** START OF MATERIAL **
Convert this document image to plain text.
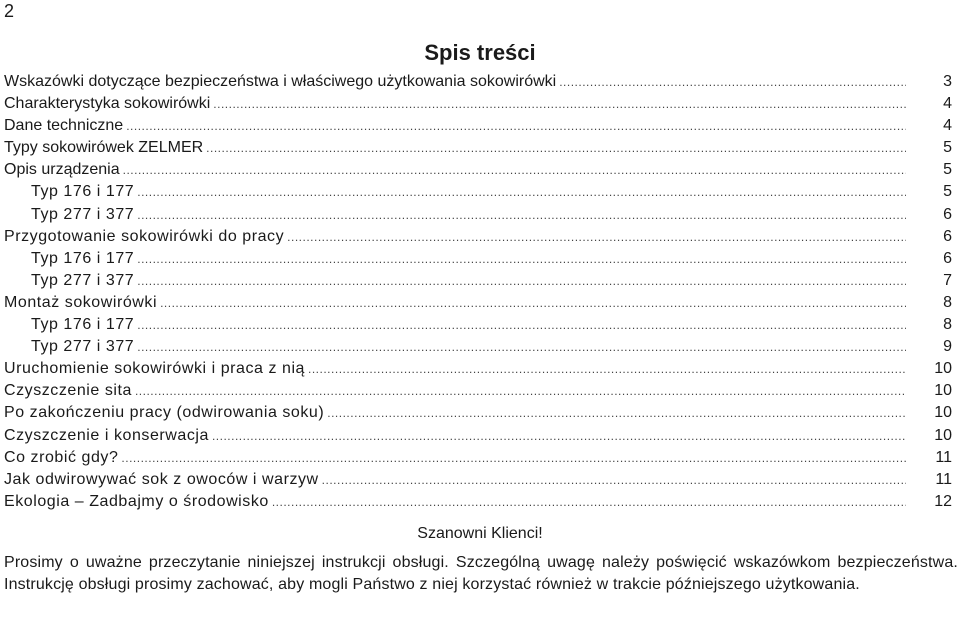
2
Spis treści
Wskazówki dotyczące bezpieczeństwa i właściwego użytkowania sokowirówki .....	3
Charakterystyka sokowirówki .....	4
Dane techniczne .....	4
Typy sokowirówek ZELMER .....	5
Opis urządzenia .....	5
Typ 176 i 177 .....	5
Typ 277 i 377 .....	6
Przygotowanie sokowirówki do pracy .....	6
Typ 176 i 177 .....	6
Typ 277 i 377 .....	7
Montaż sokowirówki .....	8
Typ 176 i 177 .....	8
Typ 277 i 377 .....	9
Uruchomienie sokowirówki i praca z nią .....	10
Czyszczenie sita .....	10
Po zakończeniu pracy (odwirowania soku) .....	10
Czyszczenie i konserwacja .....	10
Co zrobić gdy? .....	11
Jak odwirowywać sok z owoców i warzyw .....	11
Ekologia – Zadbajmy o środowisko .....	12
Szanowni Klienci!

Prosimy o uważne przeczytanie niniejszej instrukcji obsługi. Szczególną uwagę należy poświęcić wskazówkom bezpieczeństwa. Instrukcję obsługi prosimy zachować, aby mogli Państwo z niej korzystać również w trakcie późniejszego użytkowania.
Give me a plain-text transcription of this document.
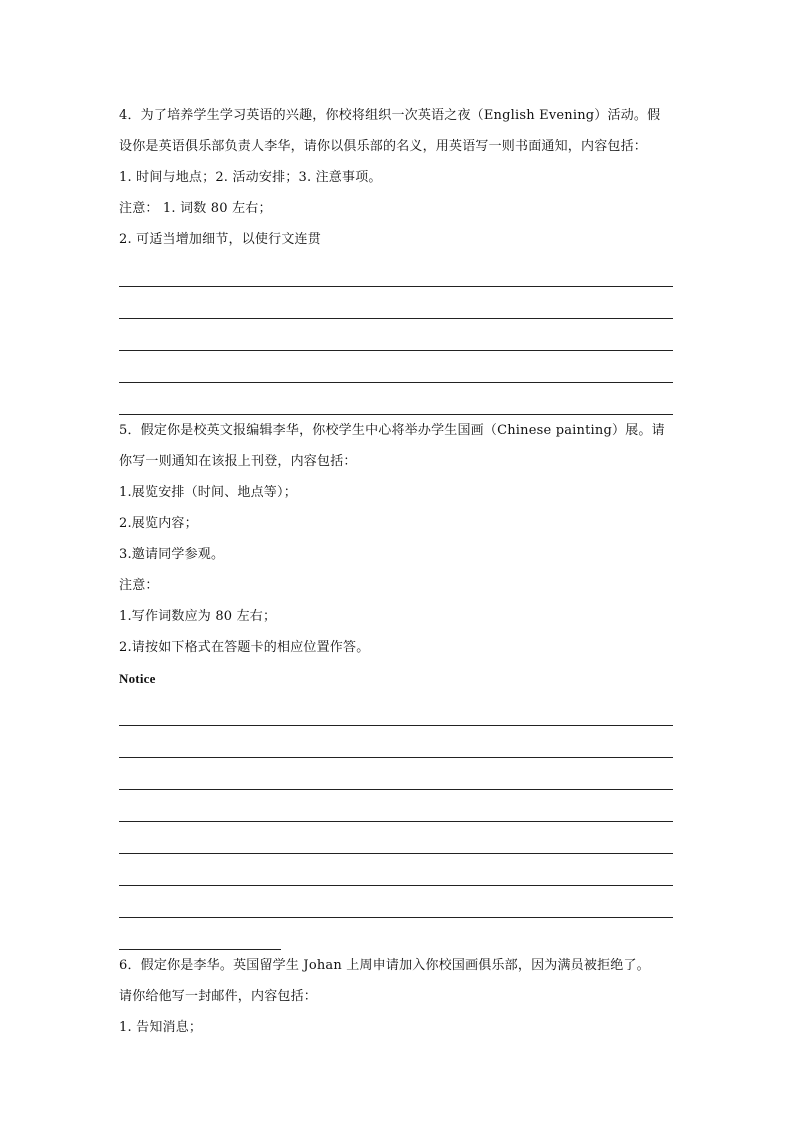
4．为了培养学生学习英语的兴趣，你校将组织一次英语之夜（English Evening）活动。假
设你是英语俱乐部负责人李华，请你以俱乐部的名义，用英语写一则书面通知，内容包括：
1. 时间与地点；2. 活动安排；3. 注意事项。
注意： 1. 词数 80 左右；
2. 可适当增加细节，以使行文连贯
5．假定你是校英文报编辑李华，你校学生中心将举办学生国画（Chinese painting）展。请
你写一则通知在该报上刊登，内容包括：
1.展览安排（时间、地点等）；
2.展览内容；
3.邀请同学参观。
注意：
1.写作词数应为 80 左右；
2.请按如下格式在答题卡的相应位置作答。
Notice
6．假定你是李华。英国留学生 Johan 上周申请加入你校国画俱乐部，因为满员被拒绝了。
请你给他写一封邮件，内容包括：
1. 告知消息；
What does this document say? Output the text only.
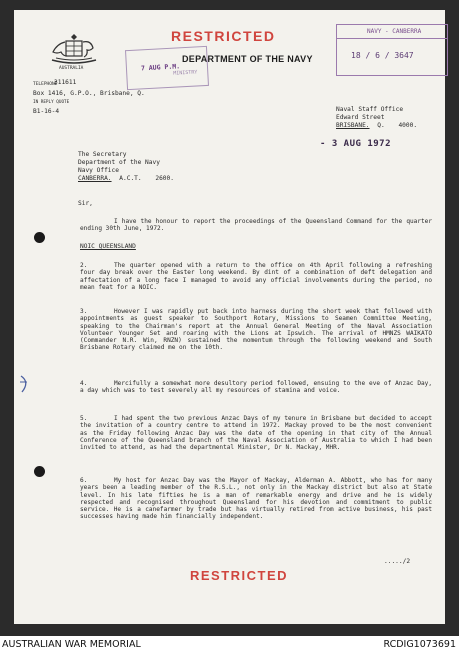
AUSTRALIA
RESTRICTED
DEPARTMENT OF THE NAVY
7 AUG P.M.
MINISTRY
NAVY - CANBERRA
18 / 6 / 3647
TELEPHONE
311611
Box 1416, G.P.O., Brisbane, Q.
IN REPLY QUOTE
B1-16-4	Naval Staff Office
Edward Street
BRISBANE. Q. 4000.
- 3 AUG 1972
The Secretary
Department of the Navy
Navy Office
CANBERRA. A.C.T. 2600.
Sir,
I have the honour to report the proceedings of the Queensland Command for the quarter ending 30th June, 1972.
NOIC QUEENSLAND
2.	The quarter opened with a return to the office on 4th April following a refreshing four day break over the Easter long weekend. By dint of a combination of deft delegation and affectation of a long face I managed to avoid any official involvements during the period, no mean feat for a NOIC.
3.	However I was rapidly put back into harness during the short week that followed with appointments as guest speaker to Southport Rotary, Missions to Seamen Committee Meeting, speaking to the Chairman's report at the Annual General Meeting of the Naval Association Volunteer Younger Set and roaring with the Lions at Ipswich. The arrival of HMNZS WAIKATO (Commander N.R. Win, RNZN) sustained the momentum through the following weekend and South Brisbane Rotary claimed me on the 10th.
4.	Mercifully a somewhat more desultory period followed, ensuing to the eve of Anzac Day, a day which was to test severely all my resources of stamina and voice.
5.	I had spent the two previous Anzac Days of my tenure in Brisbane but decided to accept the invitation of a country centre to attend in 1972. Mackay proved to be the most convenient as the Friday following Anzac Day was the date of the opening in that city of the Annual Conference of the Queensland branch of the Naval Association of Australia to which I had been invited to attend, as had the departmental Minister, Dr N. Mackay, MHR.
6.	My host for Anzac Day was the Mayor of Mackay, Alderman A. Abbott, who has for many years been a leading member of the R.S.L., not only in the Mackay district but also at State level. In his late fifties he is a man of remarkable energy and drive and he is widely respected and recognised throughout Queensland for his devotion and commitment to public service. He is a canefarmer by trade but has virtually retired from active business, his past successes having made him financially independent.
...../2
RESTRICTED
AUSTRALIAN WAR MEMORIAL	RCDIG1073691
** END OF MATERIAL **
REQUIRED TASK: Identify all lines where the word "pracy" shows up. Copy them.

CORRECT RESULT:
Przygotowanie sokowirówki do pracy .....	6
Po zakończeniu pracy (odwirowania soku) .....	10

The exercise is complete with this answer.